#### [Job]
Scan the lines below; pull out those with "Save".
* start Dataset entries *
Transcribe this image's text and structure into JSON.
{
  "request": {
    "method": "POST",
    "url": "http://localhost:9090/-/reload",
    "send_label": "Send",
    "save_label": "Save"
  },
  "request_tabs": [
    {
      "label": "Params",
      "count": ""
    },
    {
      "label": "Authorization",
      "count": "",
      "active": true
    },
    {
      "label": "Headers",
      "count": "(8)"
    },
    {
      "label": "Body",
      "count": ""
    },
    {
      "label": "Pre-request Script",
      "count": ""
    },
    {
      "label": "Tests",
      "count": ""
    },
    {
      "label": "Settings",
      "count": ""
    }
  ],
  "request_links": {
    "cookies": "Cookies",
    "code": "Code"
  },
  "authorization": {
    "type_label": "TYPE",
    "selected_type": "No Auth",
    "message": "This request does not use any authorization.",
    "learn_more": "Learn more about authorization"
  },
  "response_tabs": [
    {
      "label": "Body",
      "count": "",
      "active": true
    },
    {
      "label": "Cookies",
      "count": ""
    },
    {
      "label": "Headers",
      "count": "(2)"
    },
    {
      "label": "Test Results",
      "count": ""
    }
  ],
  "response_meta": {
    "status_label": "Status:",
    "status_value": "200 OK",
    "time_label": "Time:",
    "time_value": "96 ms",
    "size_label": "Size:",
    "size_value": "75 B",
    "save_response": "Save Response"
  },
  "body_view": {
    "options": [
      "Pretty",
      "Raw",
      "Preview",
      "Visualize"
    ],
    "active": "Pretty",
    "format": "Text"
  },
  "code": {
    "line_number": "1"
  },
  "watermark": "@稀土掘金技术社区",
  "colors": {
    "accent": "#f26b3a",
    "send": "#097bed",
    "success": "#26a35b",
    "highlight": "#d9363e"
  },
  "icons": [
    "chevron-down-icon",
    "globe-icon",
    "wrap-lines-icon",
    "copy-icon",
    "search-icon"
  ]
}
* end Dataset entries *
#### [Correct response]
    "save_label": "Save"
    "save_response": "Save Response"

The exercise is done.